■ Work to do ■
Copy each line in which the string "Microsoft" occurs.

■ Extracted data ■

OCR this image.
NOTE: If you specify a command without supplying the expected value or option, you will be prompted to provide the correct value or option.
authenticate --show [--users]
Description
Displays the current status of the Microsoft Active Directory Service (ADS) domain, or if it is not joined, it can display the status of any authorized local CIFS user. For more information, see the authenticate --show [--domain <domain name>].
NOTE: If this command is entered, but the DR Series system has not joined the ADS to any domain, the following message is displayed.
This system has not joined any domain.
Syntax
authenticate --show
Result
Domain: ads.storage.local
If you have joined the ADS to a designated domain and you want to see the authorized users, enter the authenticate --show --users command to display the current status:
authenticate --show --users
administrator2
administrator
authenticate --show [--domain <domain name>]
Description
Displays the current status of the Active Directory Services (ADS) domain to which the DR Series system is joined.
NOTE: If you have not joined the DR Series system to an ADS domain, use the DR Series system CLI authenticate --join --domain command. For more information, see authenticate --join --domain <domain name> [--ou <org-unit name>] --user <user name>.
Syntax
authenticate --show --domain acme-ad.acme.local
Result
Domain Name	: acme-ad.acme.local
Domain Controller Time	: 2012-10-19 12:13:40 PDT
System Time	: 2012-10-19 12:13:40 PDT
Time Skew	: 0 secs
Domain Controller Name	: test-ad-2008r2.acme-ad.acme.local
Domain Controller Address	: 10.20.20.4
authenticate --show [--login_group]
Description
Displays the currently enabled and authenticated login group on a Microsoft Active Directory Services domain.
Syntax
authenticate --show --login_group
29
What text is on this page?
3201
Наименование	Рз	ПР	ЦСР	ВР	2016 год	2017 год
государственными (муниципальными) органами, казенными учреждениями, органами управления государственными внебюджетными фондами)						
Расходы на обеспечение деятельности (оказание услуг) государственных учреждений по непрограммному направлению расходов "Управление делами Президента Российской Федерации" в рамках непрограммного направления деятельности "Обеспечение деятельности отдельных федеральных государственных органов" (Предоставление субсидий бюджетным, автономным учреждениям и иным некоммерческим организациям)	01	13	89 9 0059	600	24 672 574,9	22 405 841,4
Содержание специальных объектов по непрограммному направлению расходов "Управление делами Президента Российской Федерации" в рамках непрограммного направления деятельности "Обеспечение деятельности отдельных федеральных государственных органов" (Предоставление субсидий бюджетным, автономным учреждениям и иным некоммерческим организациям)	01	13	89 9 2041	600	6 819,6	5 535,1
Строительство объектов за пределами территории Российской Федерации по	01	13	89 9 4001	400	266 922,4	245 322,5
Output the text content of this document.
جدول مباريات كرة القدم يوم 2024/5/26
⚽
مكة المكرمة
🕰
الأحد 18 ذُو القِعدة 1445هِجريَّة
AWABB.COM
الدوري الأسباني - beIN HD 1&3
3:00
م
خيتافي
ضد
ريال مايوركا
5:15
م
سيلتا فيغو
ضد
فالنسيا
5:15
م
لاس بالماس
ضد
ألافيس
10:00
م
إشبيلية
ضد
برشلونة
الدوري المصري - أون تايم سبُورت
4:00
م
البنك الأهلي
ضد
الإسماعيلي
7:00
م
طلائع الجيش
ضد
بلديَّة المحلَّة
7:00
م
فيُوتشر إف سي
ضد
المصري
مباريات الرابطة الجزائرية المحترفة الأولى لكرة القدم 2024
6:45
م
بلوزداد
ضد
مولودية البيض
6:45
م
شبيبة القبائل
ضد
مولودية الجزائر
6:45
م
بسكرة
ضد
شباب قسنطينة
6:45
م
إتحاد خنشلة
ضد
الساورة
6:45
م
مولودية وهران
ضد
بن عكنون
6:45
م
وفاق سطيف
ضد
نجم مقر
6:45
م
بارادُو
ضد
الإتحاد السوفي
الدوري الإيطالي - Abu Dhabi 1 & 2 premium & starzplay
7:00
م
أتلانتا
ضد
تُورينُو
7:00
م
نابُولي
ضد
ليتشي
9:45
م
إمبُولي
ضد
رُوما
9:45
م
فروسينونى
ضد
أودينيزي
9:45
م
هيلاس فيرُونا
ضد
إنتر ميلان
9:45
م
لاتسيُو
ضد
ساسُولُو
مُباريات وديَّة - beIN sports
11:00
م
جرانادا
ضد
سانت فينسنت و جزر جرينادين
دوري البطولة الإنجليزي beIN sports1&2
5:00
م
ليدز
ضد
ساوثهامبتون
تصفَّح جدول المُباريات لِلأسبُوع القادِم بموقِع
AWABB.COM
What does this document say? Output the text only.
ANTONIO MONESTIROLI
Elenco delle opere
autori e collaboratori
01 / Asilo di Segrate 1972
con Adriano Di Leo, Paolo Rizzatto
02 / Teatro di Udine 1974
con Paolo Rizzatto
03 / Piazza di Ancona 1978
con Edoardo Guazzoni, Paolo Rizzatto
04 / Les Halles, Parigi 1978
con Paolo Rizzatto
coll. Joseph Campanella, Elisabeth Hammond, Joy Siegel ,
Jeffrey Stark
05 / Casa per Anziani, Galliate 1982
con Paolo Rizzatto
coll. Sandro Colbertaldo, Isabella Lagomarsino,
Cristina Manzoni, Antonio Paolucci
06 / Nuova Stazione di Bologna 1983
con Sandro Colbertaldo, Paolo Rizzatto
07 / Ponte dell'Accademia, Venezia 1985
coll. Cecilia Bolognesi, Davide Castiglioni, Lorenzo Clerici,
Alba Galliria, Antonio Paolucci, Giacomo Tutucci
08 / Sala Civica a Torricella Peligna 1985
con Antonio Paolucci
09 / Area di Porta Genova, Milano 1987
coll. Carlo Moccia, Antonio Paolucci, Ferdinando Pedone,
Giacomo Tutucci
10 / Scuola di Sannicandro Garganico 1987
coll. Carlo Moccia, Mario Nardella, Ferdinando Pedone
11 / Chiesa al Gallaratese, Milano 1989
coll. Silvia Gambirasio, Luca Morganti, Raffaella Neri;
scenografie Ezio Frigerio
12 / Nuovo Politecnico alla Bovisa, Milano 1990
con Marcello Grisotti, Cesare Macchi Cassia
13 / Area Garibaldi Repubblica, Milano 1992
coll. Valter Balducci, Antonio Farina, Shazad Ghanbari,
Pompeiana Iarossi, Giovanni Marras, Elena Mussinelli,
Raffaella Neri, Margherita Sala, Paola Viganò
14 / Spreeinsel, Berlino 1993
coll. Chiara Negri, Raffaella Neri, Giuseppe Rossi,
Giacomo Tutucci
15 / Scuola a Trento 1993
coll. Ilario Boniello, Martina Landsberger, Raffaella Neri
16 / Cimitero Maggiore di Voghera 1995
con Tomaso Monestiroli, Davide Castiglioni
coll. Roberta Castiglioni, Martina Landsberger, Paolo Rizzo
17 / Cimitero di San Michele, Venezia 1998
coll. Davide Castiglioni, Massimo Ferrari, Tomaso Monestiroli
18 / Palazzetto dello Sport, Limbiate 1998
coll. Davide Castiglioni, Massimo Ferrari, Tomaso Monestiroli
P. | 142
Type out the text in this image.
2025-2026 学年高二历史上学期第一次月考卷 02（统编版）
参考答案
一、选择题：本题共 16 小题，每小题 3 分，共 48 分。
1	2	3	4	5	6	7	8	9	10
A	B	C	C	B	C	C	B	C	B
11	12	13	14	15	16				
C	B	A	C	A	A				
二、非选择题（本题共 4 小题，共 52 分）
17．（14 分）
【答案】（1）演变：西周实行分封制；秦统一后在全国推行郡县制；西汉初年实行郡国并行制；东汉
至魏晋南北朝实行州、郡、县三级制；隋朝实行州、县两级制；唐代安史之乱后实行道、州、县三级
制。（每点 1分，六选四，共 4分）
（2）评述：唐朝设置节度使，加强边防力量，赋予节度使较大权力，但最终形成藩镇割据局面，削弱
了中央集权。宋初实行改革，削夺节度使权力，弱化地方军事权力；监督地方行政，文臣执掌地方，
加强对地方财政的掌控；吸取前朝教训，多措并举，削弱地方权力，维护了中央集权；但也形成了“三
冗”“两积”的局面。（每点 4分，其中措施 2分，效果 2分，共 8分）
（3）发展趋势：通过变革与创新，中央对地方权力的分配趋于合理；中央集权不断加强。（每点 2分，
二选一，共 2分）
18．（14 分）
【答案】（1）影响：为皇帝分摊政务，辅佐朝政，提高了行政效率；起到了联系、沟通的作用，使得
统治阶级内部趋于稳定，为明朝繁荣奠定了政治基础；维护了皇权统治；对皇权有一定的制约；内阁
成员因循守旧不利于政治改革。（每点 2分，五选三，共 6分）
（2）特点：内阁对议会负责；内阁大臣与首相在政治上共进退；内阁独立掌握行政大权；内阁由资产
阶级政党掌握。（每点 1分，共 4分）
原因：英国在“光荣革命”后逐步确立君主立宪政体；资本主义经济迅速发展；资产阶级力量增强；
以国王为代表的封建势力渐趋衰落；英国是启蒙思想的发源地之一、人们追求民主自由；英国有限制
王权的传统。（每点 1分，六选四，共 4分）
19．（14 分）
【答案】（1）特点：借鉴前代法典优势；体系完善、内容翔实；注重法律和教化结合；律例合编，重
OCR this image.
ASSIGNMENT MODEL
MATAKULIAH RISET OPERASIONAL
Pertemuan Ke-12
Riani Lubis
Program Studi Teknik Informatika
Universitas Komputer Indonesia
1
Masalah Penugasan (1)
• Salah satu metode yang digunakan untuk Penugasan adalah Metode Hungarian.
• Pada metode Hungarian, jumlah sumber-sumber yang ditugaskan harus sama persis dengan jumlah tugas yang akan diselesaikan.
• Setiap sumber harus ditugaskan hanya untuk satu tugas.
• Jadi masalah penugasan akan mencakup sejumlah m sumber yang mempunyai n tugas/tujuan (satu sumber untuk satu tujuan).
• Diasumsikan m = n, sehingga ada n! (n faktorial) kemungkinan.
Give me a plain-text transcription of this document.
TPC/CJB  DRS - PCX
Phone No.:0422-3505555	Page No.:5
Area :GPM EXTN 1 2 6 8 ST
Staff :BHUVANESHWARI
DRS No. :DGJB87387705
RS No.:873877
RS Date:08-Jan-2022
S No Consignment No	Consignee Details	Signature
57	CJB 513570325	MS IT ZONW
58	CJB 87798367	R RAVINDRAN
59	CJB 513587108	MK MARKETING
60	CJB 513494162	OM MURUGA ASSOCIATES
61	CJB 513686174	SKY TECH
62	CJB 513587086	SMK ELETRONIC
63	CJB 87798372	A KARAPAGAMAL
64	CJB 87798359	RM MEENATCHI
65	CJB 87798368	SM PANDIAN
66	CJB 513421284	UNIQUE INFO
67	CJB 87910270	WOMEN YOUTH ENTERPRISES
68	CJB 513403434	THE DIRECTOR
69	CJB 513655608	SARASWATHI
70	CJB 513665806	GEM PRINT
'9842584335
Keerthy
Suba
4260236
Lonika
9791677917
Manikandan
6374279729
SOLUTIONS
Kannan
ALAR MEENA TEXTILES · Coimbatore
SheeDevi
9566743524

■ Answer to the task ■
Displays the current status of the Microsoft Active Directory Service (ADS) domain, or if it is not joined, it can display the status of any authorized local CIFS user. For more information, see the authenticate --show [--domain <domain name>].
Displays the currently enabled and authenticated login group on a Microsoft Active Directory Services domain.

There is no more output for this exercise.